((

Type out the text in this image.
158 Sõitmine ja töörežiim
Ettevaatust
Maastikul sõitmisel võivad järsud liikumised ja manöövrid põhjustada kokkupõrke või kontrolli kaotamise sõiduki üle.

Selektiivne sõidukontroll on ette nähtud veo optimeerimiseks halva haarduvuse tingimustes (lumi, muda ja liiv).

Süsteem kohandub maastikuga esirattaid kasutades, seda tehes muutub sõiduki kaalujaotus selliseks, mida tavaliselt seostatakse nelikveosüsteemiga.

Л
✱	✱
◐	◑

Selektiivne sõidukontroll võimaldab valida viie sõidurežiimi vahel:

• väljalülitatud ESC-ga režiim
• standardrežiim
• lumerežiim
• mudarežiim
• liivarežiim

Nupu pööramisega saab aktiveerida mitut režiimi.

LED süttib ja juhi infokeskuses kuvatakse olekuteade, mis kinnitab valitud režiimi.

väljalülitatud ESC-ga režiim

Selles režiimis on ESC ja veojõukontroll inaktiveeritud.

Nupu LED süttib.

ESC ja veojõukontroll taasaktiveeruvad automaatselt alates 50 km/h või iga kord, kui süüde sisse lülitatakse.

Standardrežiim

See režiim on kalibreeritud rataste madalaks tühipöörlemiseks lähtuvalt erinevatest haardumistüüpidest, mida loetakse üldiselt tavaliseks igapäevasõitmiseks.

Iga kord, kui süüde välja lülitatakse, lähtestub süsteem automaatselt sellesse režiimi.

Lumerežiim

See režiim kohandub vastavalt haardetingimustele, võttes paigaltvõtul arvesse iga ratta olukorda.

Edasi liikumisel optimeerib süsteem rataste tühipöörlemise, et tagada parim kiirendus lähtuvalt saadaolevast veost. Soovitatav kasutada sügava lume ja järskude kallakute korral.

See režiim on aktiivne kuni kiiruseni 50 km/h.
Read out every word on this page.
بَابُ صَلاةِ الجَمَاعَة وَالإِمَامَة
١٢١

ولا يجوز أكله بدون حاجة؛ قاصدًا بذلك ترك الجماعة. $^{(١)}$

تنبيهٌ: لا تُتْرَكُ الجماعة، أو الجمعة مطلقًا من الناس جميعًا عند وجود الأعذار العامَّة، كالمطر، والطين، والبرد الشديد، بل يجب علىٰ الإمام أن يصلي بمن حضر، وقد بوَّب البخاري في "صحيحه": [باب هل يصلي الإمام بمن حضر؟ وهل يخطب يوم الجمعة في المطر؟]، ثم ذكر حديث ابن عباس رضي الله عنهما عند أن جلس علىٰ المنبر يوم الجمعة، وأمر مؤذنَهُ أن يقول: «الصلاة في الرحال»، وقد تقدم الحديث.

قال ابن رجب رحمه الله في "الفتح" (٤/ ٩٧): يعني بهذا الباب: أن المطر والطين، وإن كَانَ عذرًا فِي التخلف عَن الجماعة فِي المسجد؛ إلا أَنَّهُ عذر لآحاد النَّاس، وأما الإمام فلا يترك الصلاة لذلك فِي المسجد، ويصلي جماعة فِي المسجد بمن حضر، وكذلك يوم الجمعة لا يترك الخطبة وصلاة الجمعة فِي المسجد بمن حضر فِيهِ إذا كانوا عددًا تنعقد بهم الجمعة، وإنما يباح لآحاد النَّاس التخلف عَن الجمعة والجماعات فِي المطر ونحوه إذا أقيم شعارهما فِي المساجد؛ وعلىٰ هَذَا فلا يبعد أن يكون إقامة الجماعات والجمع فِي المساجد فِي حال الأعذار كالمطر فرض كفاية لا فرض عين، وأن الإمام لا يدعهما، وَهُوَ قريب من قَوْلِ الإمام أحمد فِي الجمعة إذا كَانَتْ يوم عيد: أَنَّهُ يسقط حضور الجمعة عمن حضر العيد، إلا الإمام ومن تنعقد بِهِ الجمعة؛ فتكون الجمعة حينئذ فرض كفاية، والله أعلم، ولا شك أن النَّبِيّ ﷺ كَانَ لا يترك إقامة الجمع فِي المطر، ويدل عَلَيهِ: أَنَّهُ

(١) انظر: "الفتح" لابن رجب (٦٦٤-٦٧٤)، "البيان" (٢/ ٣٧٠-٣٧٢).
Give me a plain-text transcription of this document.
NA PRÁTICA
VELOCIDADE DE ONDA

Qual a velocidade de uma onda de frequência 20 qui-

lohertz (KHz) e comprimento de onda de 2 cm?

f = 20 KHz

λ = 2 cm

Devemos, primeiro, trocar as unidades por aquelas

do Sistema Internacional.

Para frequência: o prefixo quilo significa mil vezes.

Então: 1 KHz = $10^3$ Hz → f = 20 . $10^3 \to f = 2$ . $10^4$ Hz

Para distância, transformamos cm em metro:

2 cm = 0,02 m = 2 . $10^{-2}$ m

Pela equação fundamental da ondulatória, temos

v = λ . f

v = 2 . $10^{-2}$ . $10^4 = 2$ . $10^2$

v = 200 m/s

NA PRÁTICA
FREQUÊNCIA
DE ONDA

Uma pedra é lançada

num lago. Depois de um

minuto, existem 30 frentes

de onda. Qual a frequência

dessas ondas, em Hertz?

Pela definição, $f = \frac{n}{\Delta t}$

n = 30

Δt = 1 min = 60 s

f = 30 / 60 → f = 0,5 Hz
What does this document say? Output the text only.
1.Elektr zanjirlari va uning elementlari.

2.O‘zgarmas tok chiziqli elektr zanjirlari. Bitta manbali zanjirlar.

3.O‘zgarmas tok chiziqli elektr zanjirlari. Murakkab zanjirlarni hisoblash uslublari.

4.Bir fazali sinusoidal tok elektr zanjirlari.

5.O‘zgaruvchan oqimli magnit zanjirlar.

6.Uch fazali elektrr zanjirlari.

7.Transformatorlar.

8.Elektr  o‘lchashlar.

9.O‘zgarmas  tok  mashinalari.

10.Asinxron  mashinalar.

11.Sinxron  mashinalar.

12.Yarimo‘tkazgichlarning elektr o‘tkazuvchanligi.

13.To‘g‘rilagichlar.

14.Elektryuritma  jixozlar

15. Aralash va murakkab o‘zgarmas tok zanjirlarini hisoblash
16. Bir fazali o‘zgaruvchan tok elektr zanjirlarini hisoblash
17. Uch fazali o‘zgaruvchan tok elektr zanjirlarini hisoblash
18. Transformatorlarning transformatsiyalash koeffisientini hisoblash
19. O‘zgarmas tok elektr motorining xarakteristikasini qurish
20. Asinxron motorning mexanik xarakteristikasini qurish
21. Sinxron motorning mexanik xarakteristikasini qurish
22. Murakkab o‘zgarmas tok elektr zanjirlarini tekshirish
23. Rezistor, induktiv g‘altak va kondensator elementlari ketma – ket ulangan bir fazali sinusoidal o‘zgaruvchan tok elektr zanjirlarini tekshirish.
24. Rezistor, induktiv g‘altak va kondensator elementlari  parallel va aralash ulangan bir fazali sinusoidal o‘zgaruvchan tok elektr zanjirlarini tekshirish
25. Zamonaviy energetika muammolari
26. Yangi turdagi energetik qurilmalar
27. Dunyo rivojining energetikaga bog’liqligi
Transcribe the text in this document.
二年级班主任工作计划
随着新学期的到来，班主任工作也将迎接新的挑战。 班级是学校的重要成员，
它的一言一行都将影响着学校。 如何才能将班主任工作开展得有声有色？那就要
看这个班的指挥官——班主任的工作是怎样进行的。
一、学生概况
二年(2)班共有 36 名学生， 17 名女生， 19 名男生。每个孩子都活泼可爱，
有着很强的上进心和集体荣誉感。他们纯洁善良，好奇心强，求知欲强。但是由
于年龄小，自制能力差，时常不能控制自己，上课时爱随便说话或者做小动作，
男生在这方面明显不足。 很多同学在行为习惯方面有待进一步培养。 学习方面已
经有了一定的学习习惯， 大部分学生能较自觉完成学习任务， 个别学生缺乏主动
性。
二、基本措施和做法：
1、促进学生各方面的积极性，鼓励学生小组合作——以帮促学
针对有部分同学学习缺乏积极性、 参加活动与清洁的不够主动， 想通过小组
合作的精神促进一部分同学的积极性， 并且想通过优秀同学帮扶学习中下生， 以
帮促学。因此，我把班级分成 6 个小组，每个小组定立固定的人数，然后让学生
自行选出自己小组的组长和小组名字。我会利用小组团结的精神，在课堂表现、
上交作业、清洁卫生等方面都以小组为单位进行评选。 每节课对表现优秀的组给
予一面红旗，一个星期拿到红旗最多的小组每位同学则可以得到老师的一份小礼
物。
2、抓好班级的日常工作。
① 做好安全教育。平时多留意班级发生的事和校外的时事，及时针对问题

))

Extract the closing run of lines, starting with the one containing "Transcribe the text in this document." and ending at the last, exactly as written.

## SOLUTION TO THE PROBLEM
Transcribe the text in this document.
二年级班主任工作计划
随着新学期的到来，班主任工作也将迎接新的挑战。 班级是学校的重要成员，
它的一言一行都将影响着学校。 如何才能将班主任工作开展得有声有色？那就要
看这个班的指挥官——班主任的工作是怎样进行的。
一、学生概况
二年(2)班共有 36 名学生， 17 名女生， 19 名男生。每个孩子都活泼可爱，
有着很强的上进心和集体荣誉感。他们纯洁善良，好奇心强，求知欲强。但是由
于年龄小，自制能力差，时常不能控制自己，上课时爱随便说话或者做小动作，
男生在这方面明显不足。 很多同学在行为习惯方面有待进一步培养。 学习方面已
经有了一定的学习习惯， 大部分学生能较自觉完成学习任务， 个别学生缺乏主动
性。
二、基本措施和做法：
1、促进学生各方面的积极性，鼓励学生小组合作——以帮促学
针对有部分同学学习缺乏积极性、 参加活动与清洁的不够主动， 想通过小组
合作的精神促进一部分同学的积极性， 并且想通过优秀同学帮扶学习中下生， 以
帮促学。因此，我把班级分成 6 个小组，每个小组定立固定的人数，然后让学生
自行选出自己小组的组长和小组名字。我会利用小组团结的精神，在课堂表现、
上交作业、清洁卫生等方面都以小组为单位进行评选。 每节课对表现优秀的组给
予一面红旗，一个星期拿到红旗最多的小组每位同学则可以得到老师的一份小礼
物。
2、抓好班级的日常工作。
① 做好安全教育。平时多留意班级发生的事和校外的时事，及时针对问题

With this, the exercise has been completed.